**What is expected:**
Search the data for the string "Civile" and extract every line where it appears.
** Start of Materials provided **
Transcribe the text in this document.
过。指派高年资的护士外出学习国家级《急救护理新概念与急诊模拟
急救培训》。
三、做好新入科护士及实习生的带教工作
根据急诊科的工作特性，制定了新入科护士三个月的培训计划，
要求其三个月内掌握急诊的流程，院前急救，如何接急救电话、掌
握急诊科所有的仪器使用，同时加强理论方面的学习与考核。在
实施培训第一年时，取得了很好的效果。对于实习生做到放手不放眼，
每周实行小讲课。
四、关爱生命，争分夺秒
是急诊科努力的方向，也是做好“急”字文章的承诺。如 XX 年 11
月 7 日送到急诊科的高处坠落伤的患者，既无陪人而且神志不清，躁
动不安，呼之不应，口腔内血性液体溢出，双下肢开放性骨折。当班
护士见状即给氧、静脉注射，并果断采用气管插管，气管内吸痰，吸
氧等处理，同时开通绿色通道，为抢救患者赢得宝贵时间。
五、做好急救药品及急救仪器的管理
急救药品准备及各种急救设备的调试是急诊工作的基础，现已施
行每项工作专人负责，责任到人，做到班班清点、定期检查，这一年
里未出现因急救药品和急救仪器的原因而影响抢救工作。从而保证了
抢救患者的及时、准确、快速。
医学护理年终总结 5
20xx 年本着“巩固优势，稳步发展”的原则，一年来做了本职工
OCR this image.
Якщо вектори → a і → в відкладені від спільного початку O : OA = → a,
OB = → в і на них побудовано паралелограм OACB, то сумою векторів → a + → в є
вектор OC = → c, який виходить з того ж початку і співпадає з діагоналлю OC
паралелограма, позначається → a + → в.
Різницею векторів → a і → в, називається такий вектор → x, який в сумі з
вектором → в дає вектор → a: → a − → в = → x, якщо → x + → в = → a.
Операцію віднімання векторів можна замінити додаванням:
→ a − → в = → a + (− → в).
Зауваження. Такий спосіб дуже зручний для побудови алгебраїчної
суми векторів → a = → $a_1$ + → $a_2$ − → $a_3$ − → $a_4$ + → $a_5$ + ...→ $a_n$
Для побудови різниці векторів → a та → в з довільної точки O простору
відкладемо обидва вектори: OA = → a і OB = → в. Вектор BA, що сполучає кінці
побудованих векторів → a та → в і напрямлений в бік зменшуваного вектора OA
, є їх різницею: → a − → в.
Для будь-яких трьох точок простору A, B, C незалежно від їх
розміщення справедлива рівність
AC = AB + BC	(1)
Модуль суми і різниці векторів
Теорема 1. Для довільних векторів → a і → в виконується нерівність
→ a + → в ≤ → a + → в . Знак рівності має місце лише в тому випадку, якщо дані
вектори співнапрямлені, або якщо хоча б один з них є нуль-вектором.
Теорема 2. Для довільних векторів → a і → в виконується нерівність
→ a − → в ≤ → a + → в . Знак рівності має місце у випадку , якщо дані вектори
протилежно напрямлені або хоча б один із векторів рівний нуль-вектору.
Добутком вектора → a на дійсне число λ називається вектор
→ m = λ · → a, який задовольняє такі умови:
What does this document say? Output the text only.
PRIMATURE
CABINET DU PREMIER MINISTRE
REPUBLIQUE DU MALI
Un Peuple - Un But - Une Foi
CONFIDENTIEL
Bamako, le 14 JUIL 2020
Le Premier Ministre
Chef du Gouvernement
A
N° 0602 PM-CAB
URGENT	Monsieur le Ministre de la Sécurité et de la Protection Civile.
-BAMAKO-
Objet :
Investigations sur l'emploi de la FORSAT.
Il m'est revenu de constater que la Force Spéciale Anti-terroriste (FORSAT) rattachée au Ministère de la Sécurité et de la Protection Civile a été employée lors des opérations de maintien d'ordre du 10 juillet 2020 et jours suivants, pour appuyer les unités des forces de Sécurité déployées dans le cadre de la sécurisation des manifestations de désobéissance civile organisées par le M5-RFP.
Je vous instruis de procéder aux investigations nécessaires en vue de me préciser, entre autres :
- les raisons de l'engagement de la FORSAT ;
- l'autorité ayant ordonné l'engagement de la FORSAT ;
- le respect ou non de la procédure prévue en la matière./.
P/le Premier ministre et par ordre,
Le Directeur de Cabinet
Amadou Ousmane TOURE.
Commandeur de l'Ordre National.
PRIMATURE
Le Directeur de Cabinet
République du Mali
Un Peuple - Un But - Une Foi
** End of Materials provided **
**Answer below:**
URGENT	Monsieur le Ministre de la Sécurité et de la Protection Civile.
Il m'est revenu de constater que la Force Spéciale Anti-terroriste (FORSAT) rattachée au Ministère de la Sécurité et de la Protection Civile a été employée lors des opérations de maintien d'ordre du 10 juillet 2020 et jours suivants, pour appuyer les unités des forces de Sécurité déployées dans le cadre de la sécurisation des manifestations de désobéissance civile organisées par le M5-RFP.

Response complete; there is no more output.